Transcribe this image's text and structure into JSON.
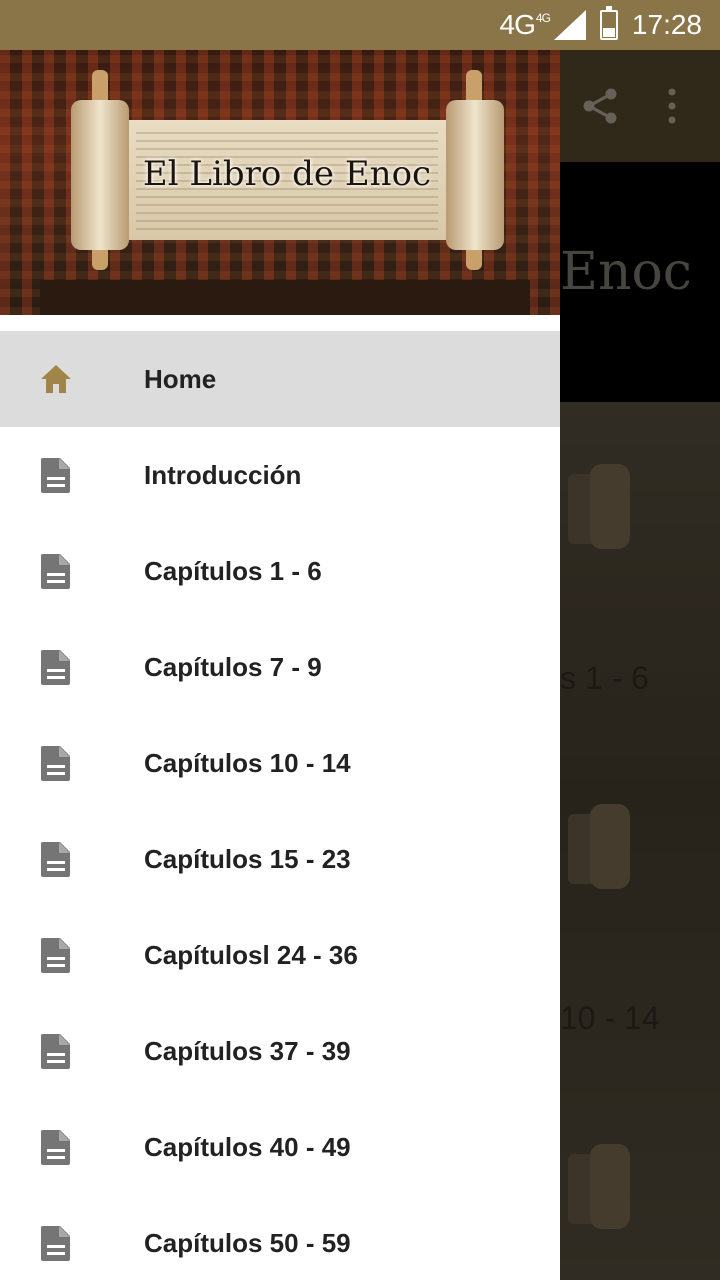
{
  "status_bar": {
    "network": "4G",
    "network_small": "4G",
    "time": "17:28"
  },
  "background_app": {
    "banner_text": "Enoc",
    "cards": [
      {
        "label": "s 1 - 6"
      },
      {
        "label": "10 - 14"
      }
    ],
    "toolbar_icons": [
      "share-icon",
      "more-vert-icon"
    ]
  },
  "drawer": {
    "header_title": "El Libro de Enoc",
    "items": [
      {
        "label": "Home",
        "icon": "home-icon",
        "active": true
      },
      {
        "label": "Introducción",
        "icon": "document-icon"
      },
      {
        "label": "Capítulos 1 - 6",
        "icon": "document-icon"
      },
      {
        "label": "Capítulos 7 - 9",
        "icon": "document-icon"
      },
      {
        "label": "Capítulos 10 - 14",
        "icon": "document-icon"
      },
      {
        "label": "Capítulos 15 - 23",
        "icon": "document-icon"
      },
      {
        "label": "Capítulosl 24 - 36",
        "icon": "document-icon"
      },
      {
        "label": "Capítulos 37 - 39",
        "icon": "document-icon"
      },
      {
        "label": "Capítulos 40 - 49",
        "icon": "document-icon"
      },
      {
        "label": "Capítulos 50 - 59",
        "icon": "document-icon"
      }
    ]
  },
  "colors": {
    "status_bar": "#8a7549",
    "accent_icon": "#a08448",
    "active_item": "#dcdcdc",
    "doc_icon": "#757575"
  }
}
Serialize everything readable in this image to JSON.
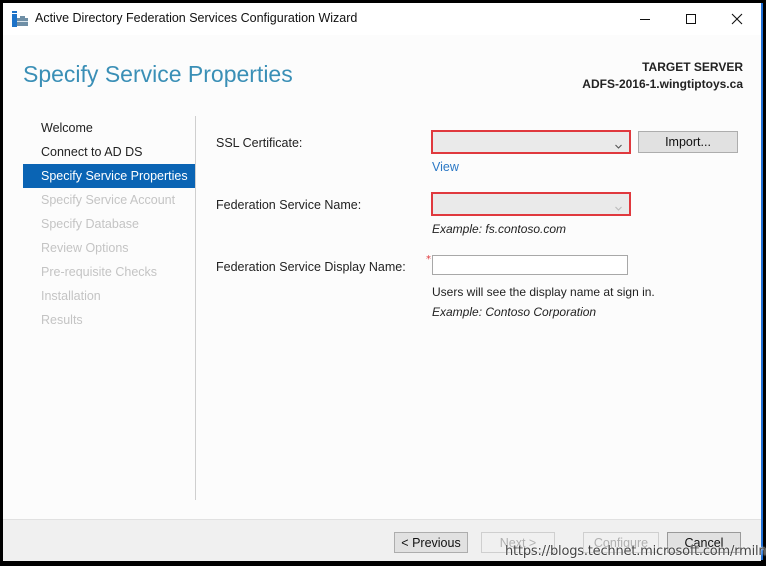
{
  "window": {
    "title": "Active Directory Federation Services Configuration Wizard",
    "controls": {
      "minimize": "minimize",
      "maximize": "maximize",
      "close": "close"
    }
  },
  "header": {
    "page_title": "Specify Service Properties",
    "target_server_label": "TARGET SERVER",
    "target_server_name": "ADFS-2016-1.wingtiptoys.ca"
  },
  "nav": {
    "items": [
      {
        "label": "Welcome",
        "state": "completed"
      },
      {
        "label": "Connect to AD DS",
        "state": "completed"
      },
      {
        "label": "Specify Service Properties",
        "state": "active"
      },
      {
        "label": "Specify Service Account",
        "state": "disabled"
      },
      {
        "label": "Specify Database",
        "state": "disabled"
      },
      {
        "label": "Review Options",
        "state": "disabled"
      },
      {
        "label": "Pre-requisite Checks",
        "state": "disabled"
      },
      {
        "label": "Installation",
        "state": "disabled"
      },
      {
        "label": "Results",
        "state": "disabled"
      }
    ]
  },
  "form": {
    "ssl_certificate": {
      "label": "SSL Certificate:",
      "value": "",
      "import_label": "Import...",
      "view_label": "View"
    },
    "federation_service_name": {
      "label": "Federation Service Name:",
      "value": "",
      "example": "Example: fs.contoso.com"
    },
    "display_name": {
      "label": "Federation Service Display Name:",
      "value": "",
      "required_marker": "*",
      "hint": "Users will see the display name at sign in.",
      "example": "Example: Contoso Corporation"
    }
  },
  "footer": {
    "previous_label": "< Previous",
    "next_label": "Next >",
    "configure_label": "Configure",
    "cancel_label": "Cancel"
  },
  "watermark": "https://blogs.technet.microsoft.com/rmilne",
  "colors": {
    "accent": "#0a64b4",
    "title": "#3a8fb6",
    "error_border": "#e0393e",
    "link": "#2b78c5"
  }
}
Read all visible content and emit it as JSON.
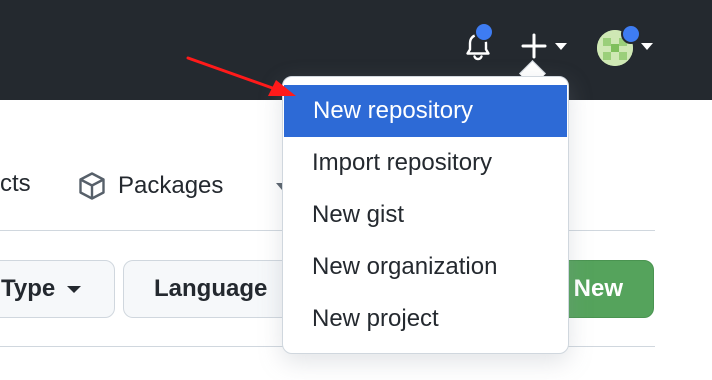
{
  "header": {
    "notification_icon": "bell-icon",
    "create_icon": "plus-icon",
    "avatar_icon": "user-avatar",
    "badge_color": "#3e7cf2",
    "bg_color": "#24292f"
  },
  "tabs": {
    "partial_label": "cts",
    "packages_label": "Packages",
    "packages_icon": "package-icon"
  },
  "filters": {
    "type_label": "Type",
    "language_label": "Language",
    "new_label": "New",
    "new_color": "#55a35c"
  },
  "menu": {
    "items": [
      {
        "label": "New repository",
        "active": true
      },
      {
        "label": "Import repository"
      },
      {
        "label": "New gist"
      },
      {
        "label": "New organization"
      },
      {
        "label": "New project"
      }
    ],
    "active_color": "#2d6ad6"
  },
  "annotation": {
    "arrow_color": "#ff1a1a"
  }
}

* Problem requirements *
From the listing, copy each line containing the word "Properties".

* Exercise response *
    "page_title": "Specify Service Properties",
        "label": "Specify Service Properties",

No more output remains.